[Stored data]
###

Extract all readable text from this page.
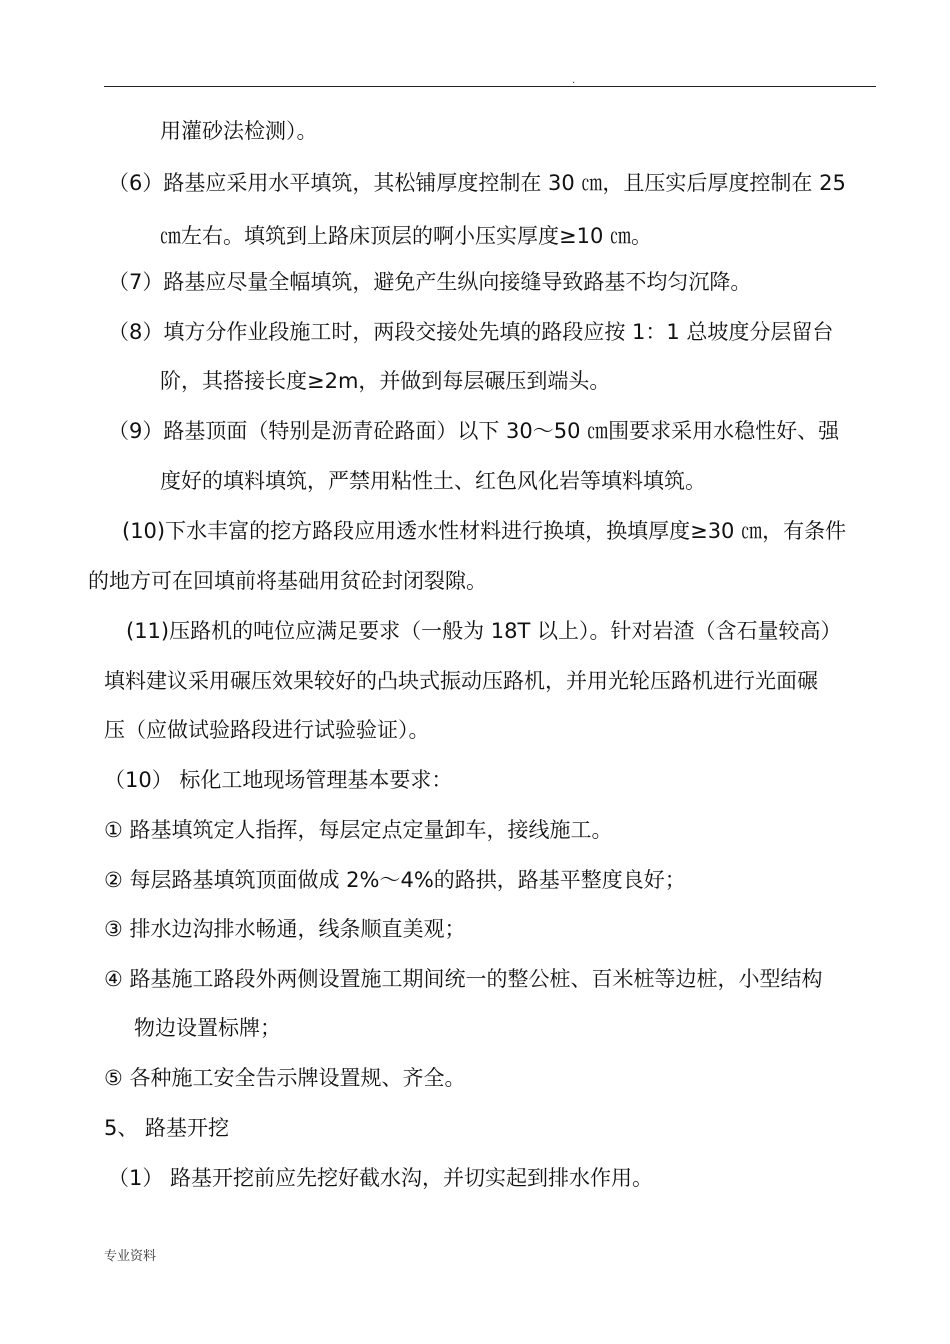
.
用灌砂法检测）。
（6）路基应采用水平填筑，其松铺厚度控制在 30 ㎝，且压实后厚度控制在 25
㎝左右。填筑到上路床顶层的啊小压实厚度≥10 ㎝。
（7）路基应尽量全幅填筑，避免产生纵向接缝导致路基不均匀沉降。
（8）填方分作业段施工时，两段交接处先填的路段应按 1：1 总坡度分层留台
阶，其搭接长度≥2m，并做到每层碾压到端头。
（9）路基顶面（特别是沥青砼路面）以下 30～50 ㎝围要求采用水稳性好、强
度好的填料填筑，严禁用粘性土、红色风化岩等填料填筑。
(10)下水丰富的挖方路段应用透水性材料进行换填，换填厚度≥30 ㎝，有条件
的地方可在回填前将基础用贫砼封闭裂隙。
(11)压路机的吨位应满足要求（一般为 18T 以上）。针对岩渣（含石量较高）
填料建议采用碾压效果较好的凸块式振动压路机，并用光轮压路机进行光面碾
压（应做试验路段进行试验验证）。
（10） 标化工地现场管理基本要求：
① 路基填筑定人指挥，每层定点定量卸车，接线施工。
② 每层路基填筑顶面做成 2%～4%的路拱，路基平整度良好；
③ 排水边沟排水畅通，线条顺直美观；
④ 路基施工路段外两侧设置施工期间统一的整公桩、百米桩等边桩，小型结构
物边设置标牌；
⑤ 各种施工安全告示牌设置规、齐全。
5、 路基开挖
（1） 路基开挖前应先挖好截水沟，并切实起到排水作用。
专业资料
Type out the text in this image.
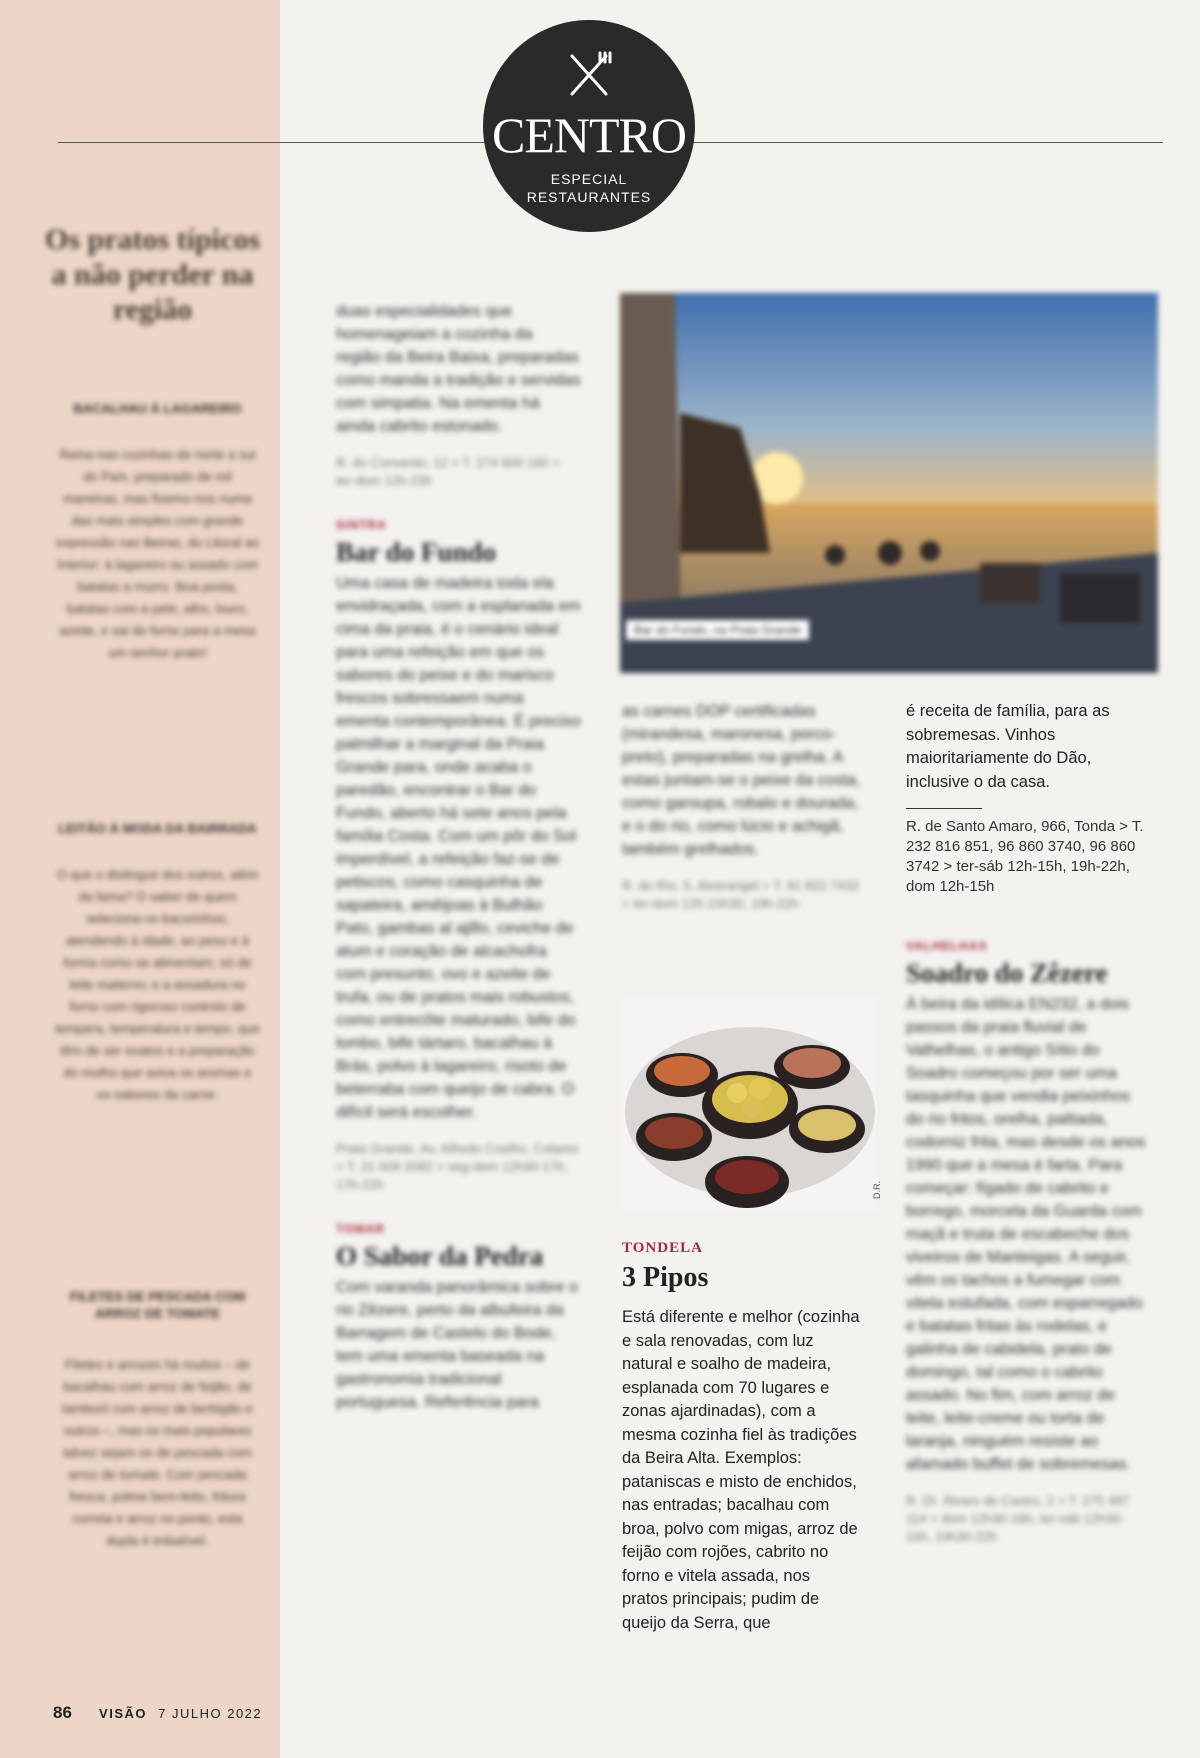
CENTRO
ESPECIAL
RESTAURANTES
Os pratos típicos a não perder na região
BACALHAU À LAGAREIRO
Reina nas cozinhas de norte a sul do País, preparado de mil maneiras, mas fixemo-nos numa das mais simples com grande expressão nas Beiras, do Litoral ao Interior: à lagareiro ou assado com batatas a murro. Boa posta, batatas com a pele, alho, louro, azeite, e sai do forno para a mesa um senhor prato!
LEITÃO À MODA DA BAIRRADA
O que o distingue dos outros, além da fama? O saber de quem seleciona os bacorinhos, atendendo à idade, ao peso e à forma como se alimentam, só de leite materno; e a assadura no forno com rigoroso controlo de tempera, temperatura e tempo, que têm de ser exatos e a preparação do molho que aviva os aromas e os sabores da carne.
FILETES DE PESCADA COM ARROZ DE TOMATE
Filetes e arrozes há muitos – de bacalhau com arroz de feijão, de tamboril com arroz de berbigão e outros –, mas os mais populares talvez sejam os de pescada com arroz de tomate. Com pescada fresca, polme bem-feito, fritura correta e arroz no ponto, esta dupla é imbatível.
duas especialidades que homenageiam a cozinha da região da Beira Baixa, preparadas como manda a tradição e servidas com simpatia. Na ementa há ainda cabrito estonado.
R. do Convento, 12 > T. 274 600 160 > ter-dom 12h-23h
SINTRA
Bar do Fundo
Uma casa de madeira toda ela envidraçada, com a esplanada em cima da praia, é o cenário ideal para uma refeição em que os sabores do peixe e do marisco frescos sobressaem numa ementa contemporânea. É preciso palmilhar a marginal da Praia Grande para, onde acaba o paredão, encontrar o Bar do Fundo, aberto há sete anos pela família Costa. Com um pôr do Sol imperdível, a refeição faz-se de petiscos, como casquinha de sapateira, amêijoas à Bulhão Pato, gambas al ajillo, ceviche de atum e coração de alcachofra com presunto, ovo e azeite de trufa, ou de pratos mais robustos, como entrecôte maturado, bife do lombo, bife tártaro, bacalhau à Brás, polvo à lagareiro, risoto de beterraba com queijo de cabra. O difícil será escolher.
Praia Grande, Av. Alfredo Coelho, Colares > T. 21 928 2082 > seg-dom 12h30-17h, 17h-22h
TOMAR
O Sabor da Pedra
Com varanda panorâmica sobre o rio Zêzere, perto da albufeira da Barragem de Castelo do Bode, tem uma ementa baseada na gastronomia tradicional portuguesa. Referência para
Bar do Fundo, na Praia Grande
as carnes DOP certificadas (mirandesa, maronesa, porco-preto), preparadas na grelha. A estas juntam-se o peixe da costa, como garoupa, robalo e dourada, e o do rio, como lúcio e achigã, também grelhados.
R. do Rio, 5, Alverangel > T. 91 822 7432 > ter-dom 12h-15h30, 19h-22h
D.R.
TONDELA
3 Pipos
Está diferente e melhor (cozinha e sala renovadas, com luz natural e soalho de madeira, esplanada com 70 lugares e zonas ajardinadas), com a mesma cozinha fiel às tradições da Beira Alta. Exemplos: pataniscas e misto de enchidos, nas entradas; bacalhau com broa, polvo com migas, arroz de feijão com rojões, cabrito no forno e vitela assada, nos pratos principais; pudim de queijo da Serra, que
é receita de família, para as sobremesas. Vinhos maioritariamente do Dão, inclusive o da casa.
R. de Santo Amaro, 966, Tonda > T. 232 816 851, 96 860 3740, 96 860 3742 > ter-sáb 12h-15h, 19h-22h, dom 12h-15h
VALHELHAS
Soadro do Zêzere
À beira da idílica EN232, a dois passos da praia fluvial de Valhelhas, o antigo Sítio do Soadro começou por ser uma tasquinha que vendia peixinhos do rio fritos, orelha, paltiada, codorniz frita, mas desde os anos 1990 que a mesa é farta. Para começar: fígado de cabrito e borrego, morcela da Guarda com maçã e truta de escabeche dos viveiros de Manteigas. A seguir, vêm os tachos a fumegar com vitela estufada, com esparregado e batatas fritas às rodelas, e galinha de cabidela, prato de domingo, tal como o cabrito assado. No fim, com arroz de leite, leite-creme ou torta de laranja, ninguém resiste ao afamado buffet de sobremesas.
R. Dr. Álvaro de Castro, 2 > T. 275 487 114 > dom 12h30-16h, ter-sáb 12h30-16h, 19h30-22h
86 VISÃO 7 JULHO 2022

###

- _Exercise directions_
Using the entries above, return each line that includes the word "assado".

- _Task response_
Reina nas cozinhas de norte a sul do País, preparado de mil maneiras, mas fixemo-nos numa das mais simples com grande expressão nas Beiras, do Litoral ao Interior: à lagareiro ou assado com batatas a murro. Boa posta, batatas com a pele, alho, louro, azeite, e sai do forno para a mesa um senhor prato!
À beira da idílica EN232, a dois passos da praia fluvial de Valhelhas, o antigo Sítio do Soadro começou por ser uma tasquinha que vendia peixinhos do rio fritos, orelha, paltiada, codorniz frita, mas desde os anos 1990 que a mesa é farta. Para começar: fígado de cabrito e borrego, morcela da Guarda com maçã e truta de escabeche dos viveiros de Manteigas. A seguir, vêm os tachos a fumegar com vitela estufada, com esparregado e batatas fritas às rodelas, e galinha de cabidela, prato de domingo, tal como o cabrito assado. No fim, com arroz de leite, leite-creme ou torta de laranja, ninguém resiste ao afamado buffet de sobremesas.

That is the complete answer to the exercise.